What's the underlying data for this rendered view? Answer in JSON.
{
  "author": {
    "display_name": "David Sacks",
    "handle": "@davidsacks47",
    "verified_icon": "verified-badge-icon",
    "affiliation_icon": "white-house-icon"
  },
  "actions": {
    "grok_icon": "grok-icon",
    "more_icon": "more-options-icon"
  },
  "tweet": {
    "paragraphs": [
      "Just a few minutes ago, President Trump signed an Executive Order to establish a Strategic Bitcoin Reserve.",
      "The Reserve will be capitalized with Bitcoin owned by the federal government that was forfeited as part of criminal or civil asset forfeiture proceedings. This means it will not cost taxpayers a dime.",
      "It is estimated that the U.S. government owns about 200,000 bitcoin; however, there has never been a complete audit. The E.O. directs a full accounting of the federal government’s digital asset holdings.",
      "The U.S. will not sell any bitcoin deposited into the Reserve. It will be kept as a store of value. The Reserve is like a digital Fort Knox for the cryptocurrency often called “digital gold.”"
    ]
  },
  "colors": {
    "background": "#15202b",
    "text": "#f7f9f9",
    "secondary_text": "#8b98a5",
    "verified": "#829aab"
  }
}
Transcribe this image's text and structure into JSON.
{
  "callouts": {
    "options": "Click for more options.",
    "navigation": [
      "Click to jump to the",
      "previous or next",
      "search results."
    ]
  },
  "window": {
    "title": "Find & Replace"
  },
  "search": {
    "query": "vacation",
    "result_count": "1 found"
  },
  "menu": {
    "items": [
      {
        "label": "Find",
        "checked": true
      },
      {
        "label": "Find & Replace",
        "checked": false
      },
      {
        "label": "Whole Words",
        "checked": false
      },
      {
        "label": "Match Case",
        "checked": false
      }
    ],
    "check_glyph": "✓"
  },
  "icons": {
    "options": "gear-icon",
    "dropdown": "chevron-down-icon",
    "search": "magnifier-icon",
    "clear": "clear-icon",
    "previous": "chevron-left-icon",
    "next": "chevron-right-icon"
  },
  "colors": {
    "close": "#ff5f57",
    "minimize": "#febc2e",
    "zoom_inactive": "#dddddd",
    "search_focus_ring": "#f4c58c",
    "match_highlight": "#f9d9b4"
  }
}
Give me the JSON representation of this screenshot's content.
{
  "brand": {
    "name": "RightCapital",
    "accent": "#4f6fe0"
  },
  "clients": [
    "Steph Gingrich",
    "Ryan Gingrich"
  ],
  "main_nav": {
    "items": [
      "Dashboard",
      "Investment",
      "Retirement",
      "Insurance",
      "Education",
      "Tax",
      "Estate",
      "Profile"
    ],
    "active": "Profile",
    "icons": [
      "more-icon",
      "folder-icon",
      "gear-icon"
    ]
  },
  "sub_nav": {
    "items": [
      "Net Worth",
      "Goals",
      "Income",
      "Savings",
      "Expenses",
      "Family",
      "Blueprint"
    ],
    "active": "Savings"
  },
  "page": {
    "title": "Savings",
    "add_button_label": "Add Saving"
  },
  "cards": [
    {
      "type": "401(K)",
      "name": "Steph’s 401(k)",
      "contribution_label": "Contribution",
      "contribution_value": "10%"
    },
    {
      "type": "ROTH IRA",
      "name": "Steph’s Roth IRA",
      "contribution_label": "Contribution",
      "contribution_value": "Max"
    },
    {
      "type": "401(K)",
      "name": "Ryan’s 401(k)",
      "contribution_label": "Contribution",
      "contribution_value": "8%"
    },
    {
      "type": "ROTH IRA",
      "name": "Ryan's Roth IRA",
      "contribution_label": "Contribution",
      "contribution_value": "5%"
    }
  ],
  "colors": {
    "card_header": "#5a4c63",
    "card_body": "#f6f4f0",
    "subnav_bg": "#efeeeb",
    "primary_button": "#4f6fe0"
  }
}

_Task to carry out_
From the records given above, copy all lines containing "JSON".

_Complete answer_
What's the underlying data for this rendered view? Answer in JSON.
Transcribe this image's text and structure into JSON.
Give me the JSON representation of this screenshot's content.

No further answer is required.